> [SET PROBLEM] Which lines in the material below contain the word "screenshot"? Copy each of them.

Stored items from a collection:
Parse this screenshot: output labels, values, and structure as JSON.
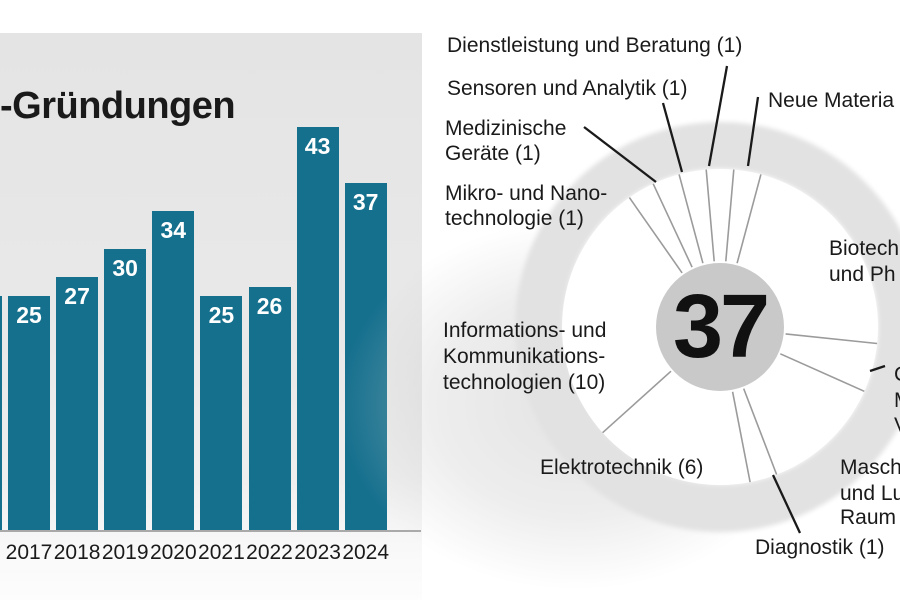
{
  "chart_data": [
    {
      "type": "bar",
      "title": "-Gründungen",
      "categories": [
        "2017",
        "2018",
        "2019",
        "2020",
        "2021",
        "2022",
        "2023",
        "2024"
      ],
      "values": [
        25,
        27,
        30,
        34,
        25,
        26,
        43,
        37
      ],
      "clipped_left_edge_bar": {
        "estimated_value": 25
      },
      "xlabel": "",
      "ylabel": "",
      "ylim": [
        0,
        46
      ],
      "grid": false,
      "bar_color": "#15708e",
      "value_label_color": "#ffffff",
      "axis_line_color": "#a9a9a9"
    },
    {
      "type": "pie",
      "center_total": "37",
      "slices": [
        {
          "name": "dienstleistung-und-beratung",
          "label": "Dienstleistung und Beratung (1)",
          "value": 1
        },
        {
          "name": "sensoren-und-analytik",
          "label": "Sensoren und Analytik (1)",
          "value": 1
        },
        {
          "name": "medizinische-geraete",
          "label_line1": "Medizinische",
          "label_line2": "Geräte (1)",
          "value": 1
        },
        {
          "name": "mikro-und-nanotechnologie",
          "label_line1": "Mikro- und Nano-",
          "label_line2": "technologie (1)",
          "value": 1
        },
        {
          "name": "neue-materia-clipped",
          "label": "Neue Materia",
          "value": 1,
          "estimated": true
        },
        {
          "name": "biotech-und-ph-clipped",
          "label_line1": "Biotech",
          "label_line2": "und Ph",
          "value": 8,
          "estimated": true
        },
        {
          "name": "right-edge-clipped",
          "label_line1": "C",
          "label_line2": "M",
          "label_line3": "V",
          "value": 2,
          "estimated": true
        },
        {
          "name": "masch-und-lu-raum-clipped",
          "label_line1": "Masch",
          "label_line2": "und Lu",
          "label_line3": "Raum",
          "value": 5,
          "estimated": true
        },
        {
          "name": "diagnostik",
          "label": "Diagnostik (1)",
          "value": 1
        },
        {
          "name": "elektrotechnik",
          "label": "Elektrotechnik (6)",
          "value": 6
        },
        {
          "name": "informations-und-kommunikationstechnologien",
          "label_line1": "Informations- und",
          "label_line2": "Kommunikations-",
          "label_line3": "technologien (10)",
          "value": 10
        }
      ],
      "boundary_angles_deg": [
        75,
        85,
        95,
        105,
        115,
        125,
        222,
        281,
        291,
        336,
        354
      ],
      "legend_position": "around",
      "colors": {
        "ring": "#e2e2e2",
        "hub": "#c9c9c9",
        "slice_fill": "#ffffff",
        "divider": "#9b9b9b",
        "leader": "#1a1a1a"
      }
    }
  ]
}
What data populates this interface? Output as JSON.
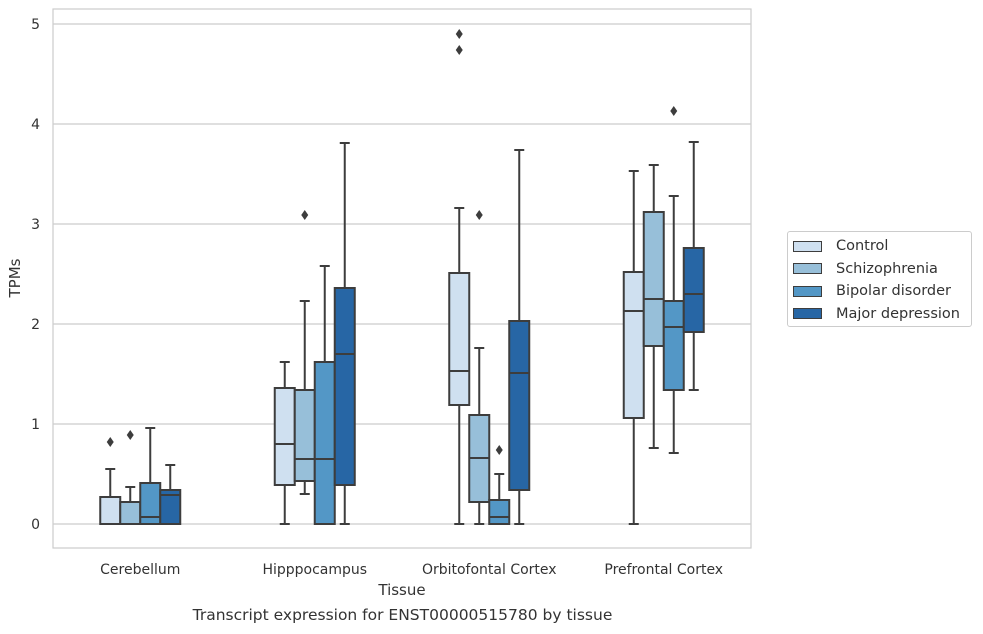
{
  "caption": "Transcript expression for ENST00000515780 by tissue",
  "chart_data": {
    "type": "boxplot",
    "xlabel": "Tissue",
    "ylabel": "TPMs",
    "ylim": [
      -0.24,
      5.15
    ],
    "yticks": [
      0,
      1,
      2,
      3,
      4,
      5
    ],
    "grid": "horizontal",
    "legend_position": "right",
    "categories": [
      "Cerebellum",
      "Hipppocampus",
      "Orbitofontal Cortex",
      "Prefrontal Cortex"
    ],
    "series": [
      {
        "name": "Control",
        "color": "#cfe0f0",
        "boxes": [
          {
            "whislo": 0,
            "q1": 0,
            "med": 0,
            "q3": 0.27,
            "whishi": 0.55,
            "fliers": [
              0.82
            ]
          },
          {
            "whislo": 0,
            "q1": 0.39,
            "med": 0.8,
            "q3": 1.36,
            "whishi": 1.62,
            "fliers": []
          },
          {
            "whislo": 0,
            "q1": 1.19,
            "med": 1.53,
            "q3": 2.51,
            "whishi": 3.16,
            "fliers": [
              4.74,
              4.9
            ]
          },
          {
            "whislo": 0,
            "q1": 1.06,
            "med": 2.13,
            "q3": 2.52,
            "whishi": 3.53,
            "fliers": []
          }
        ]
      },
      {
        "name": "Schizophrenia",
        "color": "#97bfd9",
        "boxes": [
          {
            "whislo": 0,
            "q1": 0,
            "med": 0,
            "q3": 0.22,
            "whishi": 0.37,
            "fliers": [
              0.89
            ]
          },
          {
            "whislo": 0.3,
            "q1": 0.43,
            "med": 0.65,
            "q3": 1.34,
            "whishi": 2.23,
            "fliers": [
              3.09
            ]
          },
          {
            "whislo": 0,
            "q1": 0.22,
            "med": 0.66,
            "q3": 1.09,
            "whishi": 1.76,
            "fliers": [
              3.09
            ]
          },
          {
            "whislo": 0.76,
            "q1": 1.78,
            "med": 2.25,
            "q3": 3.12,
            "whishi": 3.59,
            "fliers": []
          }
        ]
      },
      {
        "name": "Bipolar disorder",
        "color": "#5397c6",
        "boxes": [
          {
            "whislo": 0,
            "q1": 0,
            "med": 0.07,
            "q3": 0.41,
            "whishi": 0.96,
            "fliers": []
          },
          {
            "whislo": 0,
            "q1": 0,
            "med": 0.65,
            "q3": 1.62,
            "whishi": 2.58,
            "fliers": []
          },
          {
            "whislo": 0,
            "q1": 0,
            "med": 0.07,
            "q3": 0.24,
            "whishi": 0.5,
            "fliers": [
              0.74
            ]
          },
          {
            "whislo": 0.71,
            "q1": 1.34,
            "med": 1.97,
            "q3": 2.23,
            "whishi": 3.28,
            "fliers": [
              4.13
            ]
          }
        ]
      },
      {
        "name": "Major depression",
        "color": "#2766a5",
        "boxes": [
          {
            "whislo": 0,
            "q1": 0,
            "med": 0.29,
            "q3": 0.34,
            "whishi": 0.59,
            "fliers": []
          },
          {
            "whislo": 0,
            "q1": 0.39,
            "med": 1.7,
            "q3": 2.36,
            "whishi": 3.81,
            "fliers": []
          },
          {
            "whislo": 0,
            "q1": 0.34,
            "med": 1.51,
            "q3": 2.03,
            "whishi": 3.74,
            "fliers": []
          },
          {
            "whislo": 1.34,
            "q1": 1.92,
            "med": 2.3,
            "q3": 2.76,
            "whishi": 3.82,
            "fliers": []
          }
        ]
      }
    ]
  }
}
---
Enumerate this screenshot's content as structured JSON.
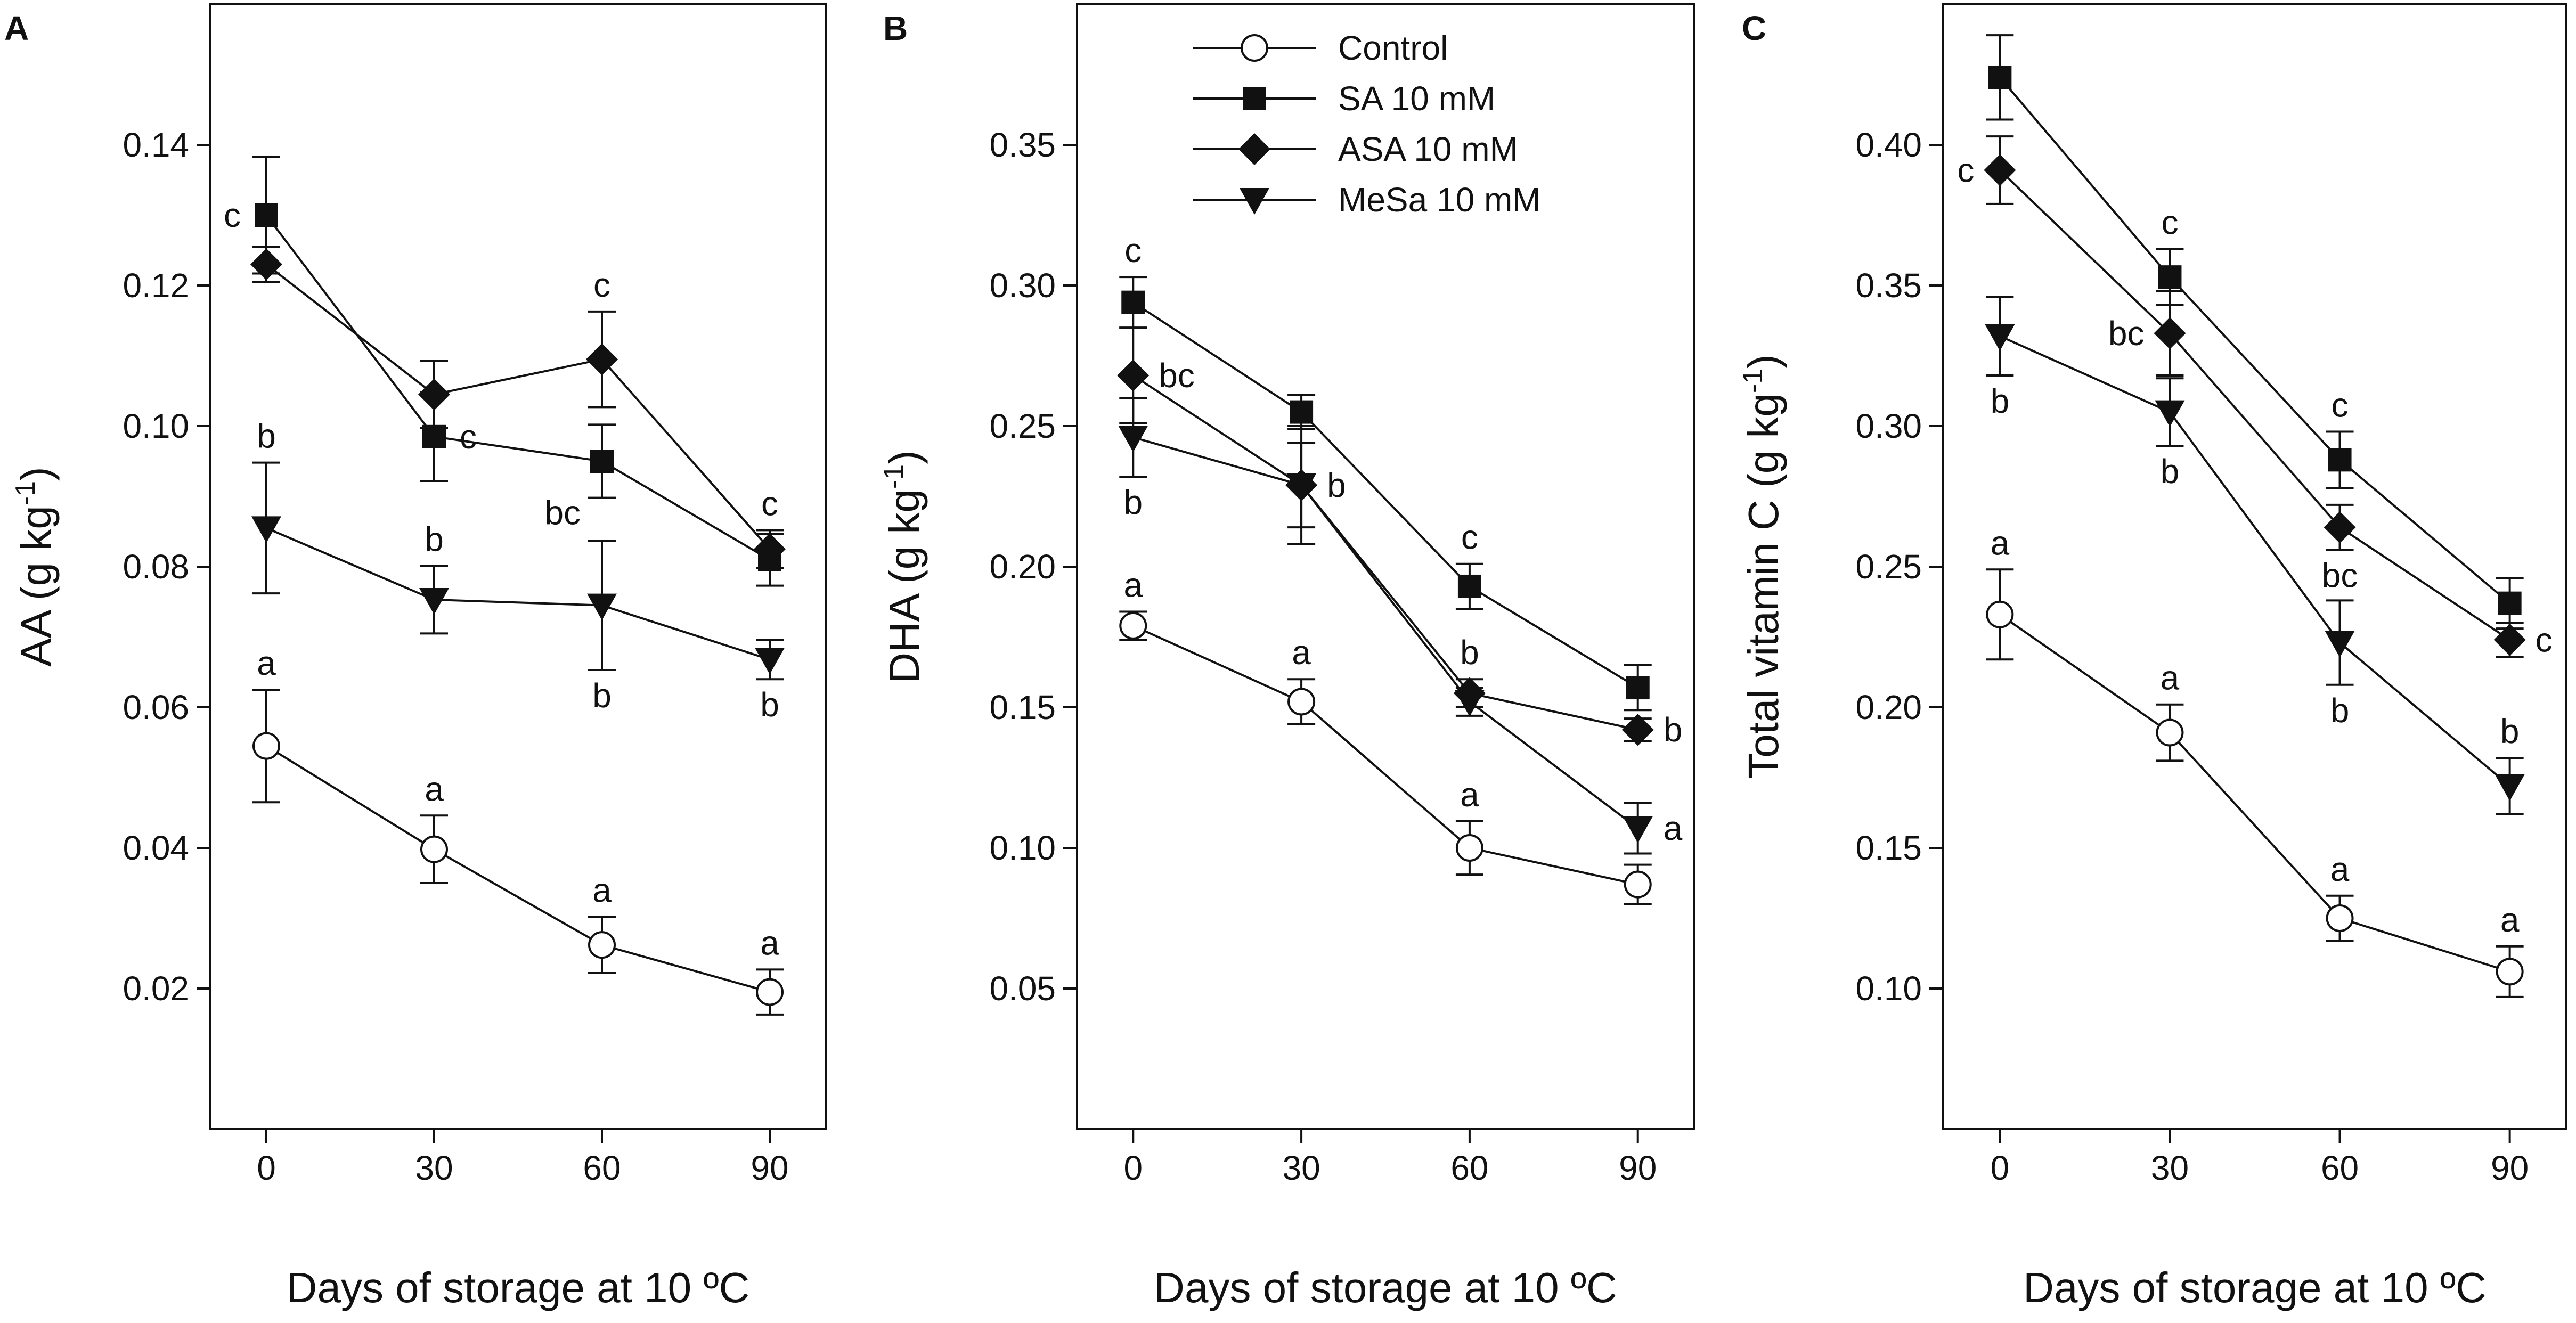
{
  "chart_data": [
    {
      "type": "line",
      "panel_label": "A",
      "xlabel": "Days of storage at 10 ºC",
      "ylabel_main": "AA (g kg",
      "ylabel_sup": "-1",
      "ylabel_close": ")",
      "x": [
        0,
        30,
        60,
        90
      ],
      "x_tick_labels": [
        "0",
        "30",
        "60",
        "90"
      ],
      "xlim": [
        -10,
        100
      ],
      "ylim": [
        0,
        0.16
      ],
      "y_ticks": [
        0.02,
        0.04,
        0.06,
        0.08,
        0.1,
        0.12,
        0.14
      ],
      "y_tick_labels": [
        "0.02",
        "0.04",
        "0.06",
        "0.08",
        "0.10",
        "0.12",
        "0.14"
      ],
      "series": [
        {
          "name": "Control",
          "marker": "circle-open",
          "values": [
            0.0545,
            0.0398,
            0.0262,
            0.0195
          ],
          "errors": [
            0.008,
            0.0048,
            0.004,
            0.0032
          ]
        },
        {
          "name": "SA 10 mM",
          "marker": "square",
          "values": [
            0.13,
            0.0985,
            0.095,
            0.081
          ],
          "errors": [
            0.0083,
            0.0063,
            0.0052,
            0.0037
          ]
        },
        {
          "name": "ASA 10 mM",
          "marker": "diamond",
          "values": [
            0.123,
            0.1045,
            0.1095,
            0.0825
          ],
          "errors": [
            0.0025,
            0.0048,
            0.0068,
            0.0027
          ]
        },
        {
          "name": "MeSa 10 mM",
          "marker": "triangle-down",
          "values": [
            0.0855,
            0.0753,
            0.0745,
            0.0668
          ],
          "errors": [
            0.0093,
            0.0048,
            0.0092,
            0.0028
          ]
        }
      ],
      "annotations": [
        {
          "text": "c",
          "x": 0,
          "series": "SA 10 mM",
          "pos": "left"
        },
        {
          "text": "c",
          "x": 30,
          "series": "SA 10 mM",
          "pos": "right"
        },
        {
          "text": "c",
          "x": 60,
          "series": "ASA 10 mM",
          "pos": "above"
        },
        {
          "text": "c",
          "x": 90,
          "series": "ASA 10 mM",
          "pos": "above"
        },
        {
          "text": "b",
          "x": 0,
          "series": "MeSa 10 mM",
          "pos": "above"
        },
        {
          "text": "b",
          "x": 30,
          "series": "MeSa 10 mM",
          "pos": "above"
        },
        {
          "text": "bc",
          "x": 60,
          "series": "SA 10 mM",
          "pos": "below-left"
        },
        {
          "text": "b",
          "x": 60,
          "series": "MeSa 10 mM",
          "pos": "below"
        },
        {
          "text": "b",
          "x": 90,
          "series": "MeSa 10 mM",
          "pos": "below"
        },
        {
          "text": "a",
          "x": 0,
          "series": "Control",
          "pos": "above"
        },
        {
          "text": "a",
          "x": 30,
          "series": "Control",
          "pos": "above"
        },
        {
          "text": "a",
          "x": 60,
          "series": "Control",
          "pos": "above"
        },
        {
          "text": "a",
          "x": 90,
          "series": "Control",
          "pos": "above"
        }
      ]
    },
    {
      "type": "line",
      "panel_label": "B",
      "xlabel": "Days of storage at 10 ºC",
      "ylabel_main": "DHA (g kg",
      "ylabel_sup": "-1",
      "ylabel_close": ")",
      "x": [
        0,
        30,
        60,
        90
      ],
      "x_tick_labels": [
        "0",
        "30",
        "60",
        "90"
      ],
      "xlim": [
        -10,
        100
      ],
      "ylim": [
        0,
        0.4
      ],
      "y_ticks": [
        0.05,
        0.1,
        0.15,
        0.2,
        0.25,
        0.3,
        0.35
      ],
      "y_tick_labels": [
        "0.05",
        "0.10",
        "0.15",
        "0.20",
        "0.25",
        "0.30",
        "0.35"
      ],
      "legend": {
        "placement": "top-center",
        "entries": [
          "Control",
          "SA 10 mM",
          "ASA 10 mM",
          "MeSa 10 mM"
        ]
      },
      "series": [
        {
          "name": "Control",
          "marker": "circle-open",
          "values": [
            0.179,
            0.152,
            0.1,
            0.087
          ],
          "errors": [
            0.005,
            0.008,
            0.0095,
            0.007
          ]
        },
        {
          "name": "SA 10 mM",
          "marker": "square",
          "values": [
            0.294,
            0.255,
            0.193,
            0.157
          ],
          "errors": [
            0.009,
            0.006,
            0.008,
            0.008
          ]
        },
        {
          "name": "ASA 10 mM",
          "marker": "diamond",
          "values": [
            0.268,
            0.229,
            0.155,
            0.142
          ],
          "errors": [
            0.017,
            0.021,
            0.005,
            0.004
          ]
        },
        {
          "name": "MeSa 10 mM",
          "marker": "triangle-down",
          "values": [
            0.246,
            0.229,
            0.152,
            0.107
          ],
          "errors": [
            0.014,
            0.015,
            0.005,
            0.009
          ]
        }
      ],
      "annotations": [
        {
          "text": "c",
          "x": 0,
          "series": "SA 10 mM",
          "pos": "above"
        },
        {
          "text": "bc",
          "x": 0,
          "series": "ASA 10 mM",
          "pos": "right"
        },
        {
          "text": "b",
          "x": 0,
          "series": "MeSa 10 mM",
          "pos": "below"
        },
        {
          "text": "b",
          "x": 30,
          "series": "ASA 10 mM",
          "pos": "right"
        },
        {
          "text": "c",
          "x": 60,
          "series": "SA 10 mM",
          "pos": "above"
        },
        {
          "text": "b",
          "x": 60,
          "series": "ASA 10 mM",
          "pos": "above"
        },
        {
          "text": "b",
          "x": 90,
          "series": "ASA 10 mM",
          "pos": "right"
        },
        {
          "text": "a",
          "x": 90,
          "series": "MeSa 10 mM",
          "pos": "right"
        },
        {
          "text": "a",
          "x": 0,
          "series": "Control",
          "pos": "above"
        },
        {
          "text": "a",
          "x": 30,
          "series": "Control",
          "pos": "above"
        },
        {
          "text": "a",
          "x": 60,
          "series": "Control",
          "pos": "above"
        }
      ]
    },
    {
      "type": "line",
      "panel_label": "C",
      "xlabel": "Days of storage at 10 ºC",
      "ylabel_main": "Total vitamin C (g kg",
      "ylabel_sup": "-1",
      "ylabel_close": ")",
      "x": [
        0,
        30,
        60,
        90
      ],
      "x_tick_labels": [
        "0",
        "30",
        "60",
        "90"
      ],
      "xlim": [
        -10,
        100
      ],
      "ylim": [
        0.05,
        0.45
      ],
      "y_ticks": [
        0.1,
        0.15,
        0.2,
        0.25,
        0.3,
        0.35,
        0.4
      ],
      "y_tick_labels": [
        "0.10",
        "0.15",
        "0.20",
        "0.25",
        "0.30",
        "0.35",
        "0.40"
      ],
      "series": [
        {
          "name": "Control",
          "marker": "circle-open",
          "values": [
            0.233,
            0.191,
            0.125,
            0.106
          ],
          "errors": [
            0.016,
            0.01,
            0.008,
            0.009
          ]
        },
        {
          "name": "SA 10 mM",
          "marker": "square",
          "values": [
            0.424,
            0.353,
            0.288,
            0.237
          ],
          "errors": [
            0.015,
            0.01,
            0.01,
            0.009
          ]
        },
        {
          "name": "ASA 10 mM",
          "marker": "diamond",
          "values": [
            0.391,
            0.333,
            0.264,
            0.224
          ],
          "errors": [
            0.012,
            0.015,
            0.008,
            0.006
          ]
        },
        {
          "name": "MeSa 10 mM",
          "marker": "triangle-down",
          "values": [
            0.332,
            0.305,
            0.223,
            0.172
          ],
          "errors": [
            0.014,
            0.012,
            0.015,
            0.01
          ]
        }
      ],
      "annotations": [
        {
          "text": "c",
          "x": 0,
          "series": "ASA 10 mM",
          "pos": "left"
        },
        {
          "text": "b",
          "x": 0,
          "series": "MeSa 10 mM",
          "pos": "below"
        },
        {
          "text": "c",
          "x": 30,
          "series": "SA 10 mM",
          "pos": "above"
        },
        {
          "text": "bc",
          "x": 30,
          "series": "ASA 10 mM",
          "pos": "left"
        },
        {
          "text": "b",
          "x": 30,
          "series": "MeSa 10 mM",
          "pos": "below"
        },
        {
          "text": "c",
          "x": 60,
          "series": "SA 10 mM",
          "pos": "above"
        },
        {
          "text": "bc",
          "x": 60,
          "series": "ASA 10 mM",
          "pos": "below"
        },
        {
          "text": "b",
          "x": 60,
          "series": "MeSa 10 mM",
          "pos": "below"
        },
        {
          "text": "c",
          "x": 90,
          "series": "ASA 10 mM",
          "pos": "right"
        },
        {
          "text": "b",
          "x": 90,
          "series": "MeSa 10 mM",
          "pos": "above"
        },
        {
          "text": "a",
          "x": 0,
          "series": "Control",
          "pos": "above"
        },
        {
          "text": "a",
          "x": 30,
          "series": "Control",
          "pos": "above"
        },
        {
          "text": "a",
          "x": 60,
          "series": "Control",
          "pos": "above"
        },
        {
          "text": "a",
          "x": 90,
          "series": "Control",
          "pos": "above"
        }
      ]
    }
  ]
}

> [COMPLETE ANSWER]
Parse this screenshot: output labels, values, and structure as JSON.
Enumerate this screenshot's content as structured JSON.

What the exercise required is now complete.